* Begin Materials provided *

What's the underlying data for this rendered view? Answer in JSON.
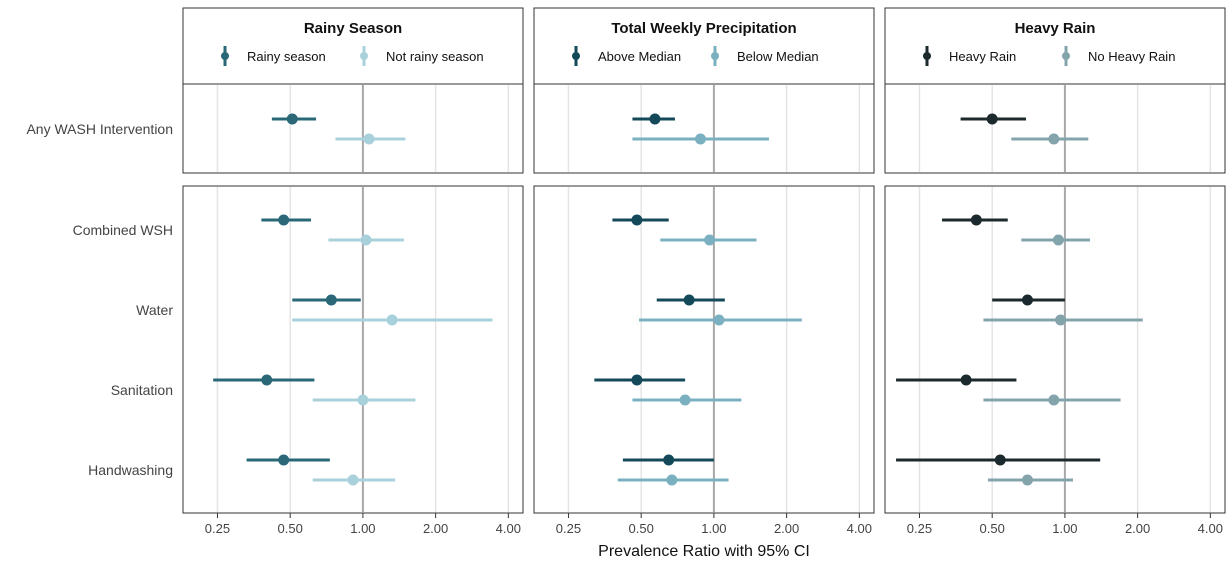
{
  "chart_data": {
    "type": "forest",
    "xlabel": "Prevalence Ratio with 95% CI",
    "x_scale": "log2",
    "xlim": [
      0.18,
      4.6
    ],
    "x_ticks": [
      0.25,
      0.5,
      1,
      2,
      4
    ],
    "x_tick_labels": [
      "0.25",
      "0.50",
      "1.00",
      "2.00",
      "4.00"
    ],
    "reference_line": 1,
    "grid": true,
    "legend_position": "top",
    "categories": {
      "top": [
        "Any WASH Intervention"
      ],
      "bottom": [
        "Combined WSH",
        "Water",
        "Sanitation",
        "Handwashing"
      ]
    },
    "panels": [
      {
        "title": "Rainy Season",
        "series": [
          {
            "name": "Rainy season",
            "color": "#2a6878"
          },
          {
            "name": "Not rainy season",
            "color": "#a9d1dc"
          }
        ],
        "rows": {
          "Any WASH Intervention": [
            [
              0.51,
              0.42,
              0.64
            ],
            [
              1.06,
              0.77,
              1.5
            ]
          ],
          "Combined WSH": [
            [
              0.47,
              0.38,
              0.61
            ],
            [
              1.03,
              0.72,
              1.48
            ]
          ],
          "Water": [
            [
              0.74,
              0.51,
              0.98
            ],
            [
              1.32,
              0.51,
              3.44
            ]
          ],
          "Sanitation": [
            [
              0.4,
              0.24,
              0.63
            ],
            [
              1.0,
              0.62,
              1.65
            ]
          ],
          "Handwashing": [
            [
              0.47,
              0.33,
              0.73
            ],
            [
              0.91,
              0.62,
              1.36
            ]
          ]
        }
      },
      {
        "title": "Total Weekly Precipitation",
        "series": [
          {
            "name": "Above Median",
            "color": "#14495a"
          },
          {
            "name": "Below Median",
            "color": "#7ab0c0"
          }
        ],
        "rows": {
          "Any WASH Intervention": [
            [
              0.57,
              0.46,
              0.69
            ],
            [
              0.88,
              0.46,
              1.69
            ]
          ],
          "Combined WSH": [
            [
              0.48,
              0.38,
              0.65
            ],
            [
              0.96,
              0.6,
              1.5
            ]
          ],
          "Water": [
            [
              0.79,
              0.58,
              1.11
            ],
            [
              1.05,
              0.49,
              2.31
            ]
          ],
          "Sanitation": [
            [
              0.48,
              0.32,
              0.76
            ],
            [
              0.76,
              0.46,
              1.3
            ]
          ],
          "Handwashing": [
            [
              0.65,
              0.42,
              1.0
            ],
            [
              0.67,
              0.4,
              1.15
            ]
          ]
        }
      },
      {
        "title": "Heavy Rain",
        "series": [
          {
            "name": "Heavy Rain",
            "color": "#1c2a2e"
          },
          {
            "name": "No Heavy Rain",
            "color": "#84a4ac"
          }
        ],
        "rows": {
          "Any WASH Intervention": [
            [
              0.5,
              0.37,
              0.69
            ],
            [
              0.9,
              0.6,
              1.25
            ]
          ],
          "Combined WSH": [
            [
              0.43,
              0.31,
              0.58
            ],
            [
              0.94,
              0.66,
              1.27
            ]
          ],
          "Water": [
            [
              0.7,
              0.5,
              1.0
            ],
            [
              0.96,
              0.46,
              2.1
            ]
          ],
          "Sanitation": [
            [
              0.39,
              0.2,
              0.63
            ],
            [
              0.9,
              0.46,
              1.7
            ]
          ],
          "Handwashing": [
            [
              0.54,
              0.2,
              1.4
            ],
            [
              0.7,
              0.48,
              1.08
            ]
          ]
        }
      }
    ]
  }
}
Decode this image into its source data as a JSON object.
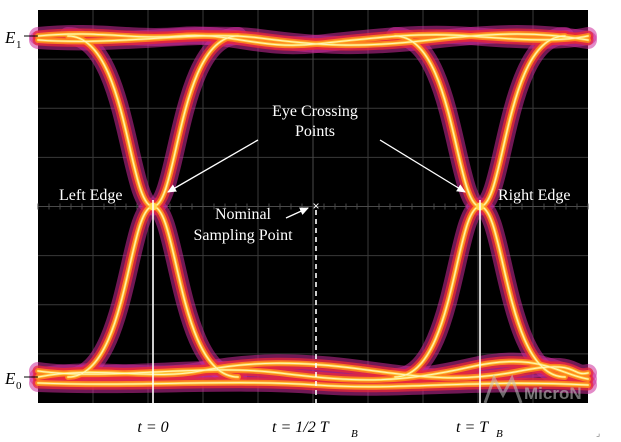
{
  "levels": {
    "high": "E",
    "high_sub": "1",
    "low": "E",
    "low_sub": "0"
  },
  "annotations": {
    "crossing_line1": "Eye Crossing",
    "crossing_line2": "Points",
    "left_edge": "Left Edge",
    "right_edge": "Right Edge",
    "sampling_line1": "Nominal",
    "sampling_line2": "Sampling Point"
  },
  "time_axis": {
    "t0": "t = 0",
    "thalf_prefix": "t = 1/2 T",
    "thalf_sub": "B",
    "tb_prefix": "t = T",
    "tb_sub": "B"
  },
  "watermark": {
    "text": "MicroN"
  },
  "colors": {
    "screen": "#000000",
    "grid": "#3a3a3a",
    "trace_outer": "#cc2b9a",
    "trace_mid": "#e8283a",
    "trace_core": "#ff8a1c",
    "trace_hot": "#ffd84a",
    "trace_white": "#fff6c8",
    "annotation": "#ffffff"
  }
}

* End Materials provided *

Set problem:
Copy the listing exactly. Any image in it stays out of the copy.

Task result:
What's the underlying data for this rendered view? Answer in JSON.
{
  "chart_data": {
    "type": "forest",
    "xlabel": "Prevalence Ratio with 95% CI",
    "x_scale": "log2",
    "xlim": [
      0.18,
      4.6
    ],
    "x_ticks": [
      0.25,
      0.5,
      1,
      2,
      4
    ],
    "x_tick_labels": [
      "0.25",
      "0.50",
      "1.00",
      "2.00",
      "4.00"
    ],
    "reference_line": 1,
    "grid": true,
    "legend_position": "top",
    "categories": {
      "top": [
        "Any WASH Intervention"
      ],
      "bottom": [
        "Combined WSH",
        "Water",
        "Sanitation",
        "Handwashing"
      ]
    },
    "panels": [
      {
        "title": "Rainy Season",
        "series": [
          {
            "name": "Rainy season",
            "color": "#2a6878"
          },
          {
            "name": "Not rainy season",
            "color": "#a9d1dc"
          }
        ],
        "rows": {
          "Any WASH Intervention": [
            [
              0.51,
              0.42,
              0.64
            ],
            [
              1.06,
              0.77,
              1.5
            ]
          ],
          "Combined WSH": [
            [
              0.47,
              0.38,
              0.61
            ],
            [
              1.03,
              0.72,
              1.48
            ]
          ],
          "Water": [
            [
              0.74,
              0.51,
              0.98
            ],
            [
              1.32,
              0.51,
              3.44
            ]
          ],
          "Sanitation": [
            [
              0.4,
              0.24,
              0.63
            ],
            [
              1.0,
              0.62,
              1.65
            ]
          ],
          "Handwashing": [
            [
              0.47,
              0.33,
              0.73
            ],
            [
              0.91,
              0.62,
              1.36
            ]
          ]
        }
      },
      {
        "title": "Total Weekly Precipitation",
        "series": [
          {
            "name": "Above Median",
            "color": "#14495a"
          },
          {
            "name": "Below Median",
            "color": "#7ab0c0"
          }
        ],
        "rows": {
          "Any WASH Intervention": [
            [
              0.57,
              0.46,
              0.69
            ],
            [
              0.88,
              0.46,
              1.69
            ]
          ],
          "Combined WSH": [
            [
              0.48,
              0.38,
              0.65
            ],
            [
              0.96,
              0.6,
              1.5
            ]
          ],
          "Water": [
            [
              0.79,
              0.58,
              1.11
            ],
            [
              1.05,
              0.49,
              2.31
            ]
          ],
          "Sanitation": [
            [
              0.48,
              0.32,
              0.76
            ],
            [
              0.76,
              0.46,
              1.3
            ]
          ],
          "Handwashing": [
            [
              0.65,
              0.42,
              1.0
            ],
            [
              0.67,
              0.4,
              1.15
            ]
          ]
        }
      },
      {
        "title": "Heavy Rain",
        "series": [
          {
            "name": "Heavy Rain",
            "color": "#1c2a2e"
          },
          {
            "name": "No Heavy Rain",
            "color": "#84a4ac"
          }
        ],
        "rows": {
          "Any WASH Intervention": [
            [
              0.5,
              0.37,
              0.69
            ],
            [
              0.9,
              0.6,
              1.25
            ]
          ],
          "Combined WSH": [
            [
              0.43,
              0.31,
              0.58
            ],
            [
              0.94,
              0.66,
              1.27
            ]
          ],
          "Water": [
            [
              0.7,
              0.5,
              1.0
            ],
            [
              0.96,
              0.46,
              2.1
            ]
          ],
          "Sanitation": [
            [
              0.39,
              0.2,
              0.63
            ],
            [
              0.9,
              0.46,
              1.7
            ]
          ],
          "Handwashing": [
            [
              0.54,
              0.2,
              1.4
            ],
            [
              0.7,
              0.48,
              1.08
            ]
          ]
        }
      }
    ]
  }
}
Decode this image into its source data as a JSON object.
{
  "levels": {
    "high": "E",
    "high_sub": "1",
    "low": "E",
    "low_sub": "0"
  },
  "annotations": {
    "crossing_line1": "Eye Crossing",
    "crossing_line2": "Points",
    "left_edge": "Left Edge",
    "right_edge": "Right Edge",
    "sampling_line1": "Nominal",
    "sampling_line2": "Sampling Point"
  },
  "time_axis": {
    "t0": "t = 0",
    "thalf_prefix": "t = 1/2 T",
    "thalf_sub": "B",
    "tb_prefix": "t = T",
    "tb_sub": "B"
  },
  "watermark": {
    "text": "MicroN"
  },
  "colors": {
    "screen": "#000000",
    "grid": "#3a3a3a",
    "trace_outer": "#cc2b9a",
    "trace_mid": "#e8283a",
    "trace_core": "#ff8a1c",
    "trace_hot": "#ffd84a",
    "trace_white": "#fff6c8",
    "annotation": "#ffffff"
  }
}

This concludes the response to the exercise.